• Task requirements: Filter the entries that follow, copying every line in which the word "this" appears.

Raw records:
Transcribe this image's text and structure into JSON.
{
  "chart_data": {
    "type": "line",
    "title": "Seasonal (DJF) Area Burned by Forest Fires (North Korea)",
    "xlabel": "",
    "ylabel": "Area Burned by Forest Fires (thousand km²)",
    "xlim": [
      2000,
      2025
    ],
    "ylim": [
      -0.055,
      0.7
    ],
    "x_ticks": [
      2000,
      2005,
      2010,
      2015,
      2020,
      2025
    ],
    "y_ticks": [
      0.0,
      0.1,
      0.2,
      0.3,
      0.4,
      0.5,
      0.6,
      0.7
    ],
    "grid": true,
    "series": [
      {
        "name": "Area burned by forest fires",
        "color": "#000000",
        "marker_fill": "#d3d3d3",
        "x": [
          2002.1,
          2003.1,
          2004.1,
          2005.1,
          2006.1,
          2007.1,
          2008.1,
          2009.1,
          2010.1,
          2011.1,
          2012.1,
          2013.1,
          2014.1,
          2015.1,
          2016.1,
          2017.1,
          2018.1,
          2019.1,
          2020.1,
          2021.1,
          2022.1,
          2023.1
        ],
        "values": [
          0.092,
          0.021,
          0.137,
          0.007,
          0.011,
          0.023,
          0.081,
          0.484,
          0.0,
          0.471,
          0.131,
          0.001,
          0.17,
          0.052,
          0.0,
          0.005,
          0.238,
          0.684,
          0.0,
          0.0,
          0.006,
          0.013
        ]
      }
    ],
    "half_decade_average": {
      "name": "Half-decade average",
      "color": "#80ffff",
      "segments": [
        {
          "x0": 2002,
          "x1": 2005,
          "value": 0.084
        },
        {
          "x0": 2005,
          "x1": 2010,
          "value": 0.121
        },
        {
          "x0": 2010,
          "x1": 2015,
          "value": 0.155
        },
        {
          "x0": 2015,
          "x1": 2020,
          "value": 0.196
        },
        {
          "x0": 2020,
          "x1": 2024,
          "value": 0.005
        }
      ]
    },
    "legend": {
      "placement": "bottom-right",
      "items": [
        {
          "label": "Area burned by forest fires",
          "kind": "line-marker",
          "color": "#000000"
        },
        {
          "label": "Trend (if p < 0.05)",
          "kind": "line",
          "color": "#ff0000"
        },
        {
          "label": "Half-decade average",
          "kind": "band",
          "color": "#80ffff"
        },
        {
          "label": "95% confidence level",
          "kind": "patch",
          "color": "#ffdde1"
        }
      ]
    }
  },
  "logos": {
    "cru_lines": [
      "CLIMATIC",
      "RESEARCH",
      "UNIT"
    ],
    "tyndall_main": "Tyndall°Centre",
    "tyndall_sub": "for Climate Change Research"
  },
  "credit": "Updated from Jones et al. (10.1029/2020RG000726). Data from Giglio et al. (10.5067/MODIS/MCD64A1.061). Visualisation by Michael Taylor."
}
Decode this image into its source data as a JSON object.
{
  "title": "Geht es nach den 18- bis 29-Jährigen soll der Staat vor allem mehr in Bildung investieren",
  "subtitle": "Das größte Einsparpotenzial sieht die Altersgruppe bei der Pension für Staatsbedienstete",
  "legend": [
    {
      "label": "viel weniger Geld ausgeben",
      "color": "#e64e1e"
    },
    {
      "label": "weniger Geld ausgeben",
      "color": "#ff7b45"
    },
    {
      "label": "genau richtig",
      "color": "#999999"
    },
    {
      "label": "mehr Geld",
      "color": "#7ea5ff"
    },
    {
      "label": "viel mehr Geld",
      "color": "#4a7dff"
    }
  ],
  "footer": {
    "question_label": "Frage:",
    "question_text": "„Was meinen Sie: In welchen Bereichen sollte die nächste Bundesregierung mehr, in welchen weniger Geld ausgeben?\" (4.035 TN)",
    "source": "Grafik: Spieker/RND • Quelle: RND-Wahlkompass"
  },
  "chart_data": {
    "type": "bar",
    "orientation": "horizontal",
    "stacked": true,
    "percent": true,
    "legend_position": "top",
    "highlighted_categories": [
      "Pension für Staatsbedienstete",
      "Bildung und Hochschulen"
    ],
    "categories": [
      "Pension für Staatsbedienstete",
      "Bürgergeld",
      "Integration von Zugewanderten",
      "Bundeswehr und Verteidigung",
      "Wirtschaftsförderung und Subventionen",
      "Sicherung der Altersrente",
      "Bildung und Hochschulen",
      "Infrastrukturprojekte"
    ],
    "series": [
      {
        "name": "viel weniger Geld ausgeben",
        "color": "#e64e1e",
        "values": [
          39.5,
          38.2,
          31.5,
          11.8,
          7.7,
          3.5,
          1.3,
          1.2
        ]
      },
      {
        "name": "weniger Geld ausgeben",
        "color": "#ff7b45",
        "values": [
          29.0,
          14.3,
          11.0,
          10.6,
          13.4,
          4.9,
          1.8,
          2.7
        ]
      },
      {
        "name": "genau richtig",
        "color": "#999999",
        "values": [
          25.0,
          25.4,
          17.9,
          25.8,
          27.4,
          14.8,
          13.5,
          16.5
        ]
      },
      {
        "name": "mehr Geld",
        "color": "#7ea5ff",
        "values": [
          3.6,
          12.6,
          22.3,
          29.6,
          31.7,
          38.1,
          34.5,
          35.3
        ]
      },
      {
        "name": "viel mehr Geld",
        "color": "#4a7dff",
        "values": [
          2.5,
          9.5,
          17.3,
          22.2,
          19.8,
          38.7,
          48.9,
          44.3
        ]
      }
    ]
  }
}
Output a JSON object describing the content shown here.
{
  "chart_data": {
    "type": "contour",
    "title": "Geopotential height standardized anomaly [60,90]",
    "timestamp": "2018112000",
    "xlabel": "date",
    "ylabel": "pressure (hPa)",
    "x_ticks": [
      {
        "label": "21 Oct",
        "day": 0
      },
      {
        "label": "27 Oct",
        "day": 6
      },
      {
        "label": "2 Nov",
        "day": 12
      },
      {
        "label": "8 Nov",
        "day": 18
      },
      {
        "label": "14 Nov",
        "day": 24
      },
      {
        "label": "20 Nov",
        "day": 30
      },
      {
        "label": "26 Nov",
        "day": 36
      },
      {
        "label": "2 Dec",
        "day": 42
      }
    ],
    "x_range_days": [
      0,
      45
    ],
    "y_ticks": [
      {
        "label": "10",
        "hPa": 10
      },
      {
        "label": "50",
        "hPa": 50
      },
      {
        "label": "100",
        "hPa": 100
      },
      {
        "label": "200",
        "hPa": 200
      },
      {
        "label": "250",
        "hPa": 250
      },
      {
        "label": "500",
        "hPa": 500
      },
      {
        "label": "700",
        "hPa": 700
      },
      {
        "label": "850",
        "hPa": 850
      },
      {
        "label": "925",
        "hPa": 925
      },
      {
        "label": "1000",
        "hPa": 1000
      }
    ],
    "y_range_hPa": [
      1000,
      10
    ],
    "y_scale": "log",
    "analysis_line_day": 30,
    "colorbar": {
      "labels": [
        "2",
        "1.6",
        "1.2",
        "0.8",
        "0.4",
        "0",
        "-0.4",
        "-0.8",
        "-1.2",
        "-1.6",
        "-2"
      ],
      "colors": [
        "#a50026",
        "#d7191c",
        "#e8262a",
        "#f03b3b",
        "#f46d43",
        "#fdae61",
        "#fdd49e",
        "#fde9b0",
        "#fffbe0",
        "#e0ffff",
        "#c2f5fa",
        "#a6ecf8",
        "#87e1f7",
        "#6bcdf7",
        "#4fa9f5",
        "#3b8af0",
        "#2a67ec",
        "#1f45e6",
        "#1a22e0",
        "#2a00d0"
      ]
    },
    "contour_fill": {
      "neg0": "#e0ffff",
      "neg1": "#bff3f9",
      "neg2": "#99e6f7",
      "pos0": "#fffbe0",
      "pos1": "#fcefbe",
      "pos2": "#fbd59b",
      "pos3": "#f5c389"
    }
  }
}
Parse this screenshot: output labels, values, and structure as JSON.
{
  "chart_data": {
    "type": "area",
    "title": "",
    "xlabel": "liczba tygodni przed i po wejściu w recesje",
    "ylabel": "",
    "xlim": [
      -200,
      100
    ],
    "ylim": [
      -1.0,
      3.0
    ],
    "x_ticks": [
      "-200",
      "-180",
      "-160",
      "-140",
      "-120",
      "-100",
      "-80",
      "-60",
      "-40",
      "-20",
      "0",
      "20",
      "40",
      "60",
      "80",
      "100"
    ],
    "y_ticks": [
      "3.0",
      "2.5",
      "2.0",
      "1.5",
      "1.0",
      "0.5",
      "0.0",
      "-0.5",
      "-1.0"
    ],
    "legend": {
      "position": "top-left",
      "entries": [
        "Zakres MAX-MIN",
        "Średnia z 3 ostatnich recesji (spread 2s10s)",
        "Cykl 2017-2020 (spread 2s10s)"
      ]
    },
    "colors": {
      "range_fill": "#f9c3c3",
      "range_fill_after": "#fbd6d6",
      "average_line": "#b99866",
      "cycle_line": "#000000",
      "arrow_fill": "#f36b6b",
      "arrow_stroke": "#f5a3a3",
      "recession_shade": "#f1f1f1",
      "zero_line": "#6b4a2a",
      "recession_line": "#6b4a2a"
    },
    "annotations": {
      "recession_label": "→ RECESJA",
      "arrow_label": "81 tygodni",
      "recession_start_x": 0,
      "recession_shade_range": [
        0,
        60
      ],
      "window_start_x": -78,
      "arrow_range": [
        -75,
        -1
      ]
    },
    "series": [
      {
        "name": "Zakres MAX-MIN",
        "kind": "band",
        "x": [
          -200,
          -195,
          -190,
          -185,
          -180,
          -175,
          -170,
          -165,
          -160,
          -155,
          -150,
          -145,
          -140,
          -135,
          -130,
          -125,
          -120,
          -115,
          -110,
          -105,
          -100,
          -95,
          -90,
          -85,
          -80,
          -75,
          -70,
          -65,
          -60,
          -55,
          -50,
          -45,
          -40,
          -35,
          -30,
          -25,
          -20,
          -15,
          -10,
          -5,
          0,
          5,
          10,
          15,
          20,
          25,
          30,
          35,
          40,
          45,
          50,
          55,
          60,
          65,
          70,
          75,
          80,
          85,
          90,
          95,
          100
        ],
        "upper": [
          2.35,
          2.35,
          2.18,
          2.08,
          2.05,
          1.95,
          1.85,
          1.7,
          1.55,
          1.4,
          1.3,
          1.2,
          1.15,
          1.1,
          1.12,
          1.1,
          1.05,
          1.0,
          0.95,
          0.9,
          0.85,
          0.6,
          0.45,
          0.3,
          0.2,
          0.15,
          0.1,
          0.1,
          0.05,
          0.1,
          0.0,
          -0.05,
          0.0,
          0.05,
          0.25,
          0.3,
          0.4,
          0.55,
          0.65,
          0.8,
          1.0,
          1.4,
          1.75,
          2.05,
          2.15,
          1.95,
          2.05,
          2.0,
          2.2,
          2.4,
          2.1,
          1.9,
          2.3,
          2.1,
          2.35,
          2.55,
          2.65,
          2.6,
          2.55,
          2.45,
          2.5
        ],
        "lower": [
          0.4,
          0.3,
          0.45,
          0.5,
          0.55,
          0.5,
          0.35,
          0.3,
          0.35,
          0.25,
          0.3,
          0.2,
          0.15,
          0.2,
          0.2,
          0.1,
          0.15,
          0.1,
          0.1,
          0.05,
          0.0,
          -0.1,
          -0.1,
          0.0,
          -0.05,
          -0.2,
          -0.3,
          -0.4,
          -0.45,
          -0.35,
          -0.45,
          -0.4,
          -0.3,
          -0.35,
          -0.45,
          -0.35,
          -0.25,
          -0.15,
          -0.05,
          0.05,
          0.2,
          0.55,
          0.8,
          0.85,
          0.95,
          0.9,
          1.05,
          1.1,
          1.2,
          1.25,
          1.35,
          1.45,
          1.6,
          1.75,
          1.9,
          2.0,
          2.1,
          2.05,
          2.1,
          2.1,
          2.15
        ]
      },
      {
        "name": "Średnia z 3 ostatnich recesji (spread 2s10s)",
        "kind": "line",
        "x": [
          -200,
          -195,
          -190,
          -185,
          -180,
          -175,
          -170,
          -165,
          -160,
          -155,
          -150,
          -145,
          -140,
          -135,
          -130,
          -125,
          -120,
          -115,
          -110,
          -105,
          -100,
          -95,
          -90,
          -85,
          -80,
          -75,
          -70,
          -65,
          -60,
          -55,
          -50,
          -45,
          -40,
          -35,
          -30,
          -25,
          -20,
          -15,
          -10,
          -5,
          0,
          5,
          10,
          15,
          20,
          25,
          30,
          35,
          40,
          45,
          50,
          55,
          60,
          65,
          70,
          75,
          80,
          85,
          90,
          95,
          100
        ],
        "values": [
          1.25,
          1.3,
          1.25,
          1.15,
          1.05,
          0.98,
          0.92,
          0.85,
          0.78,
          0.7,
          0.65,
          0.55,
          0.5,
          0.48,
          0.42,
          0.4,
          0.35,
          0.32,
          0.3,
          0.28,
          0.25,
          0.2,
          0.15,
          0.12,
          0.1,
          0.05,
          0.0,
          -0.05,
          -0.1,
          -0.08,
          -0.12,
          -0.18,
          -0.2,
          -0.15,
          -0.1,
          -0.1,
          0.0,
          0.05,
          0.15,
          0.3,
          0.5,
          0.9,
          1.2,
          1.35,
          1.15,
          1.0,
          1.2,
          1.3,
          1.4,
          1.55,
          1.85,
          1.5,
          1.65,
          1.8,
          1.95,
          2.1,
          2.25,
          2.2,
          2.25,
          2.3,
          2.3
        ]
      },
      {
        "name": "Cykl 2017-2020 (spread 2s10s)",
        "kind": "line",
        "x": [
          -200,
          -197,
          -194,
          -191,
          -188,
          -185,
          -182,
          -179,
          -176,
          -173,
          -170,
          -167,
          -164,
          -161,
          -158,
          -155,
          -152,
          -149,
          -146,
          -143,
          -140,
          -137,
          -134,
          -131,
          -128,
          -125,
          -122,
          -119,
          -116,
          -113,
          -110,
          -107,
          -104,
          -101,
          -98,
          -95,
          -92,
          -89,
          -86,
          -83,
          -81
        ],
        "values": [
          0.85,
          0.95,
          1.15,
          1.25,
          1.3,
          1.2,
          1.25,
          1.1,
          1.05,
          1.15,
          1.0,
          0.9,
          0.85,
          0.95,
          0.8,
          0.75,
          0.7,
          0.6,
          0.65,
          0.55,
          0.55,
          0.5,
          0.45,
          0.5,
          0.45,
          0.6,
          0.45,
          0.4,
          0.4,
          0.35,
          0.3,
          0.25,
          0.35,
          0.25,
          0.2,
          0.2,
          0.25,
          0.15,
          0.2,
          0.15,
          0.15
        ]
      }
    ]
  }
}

• Written answer:
Transcribe this image's text and structure into JSON.
Decode this image into its source data as a JSON object.
Parse this screenshot: output labels, values, and structure as JSON.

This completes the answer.